--- Source records ---
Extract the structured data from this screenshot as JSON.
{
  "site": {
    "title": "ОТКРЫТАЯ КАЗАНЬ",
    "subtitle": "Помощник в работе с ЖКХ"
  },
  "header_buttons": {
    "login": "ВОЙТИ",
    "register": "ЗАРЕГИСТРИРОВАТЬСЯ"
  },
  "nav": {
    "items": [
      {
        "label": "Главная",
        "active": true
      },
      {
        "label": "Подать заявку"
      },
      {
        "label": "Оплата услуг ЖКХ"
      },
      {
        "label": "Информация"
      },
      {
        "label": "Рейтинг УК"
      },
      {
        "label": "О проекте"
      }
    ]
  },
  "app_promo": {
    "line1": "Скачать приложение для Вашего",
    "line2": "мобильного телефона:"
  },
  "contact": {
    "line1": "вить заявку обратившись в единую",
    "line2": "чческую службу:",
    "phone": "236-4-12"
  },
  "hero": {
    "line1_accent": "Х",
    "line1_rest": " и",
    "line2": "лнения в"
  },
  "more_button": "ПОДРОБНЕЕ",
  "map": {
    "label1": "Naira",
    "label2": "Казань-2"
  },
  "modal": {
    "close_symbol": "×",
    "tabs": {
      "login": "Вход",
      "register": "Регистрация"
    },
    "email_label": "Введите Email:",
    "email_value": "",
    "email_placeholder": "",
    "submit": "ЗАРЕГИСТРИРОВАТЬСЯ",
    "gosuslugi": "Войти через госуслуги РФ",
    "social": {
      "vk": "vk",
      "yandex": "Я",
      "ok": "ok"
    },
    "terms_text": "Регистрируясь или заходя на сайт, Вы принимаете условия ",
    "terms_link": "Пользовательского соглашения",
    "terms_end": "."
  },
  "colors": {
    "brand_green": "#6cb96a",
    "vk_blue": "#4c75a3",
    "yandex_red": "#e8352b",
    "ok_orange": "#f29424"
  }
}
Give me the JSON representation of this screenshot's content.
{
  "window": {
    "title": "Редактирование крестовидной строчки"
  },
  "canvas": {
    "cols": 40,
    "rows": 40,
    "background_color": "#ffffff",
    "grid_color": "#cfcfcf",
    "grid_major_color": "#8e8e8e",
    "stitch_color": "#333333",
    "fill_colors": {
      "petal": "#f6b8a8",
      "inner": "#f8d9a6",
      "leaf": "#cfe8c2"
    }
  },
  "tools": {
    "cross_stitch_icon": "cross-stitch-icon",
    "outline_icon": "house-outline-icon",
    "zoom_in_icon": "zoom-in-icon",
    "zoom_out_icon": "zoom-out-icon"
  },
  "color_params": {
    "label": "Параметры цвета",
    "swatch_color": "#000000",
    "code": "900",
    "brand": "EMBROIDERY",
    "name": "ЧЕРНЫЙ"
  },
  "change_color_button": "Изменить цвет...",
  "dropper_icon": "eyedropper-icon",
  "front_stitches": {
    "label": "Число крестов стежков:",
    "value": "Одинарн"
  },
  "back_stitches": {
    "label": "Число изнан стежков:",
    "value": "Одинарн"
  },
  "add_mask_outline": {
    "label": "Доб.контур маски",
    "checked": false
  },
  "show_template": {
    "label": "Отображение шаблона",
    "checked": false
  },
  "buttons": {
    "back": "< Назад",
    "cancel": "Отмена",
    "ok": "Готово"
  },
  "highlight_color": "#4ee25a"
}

--- Exercise aim ---
Where a line of the data holds "register", show that line.

--- Written answer ---
    "register": "ЗАРЕГИСТРИРОВАТЬСЯ"
      "register": "Регистрация"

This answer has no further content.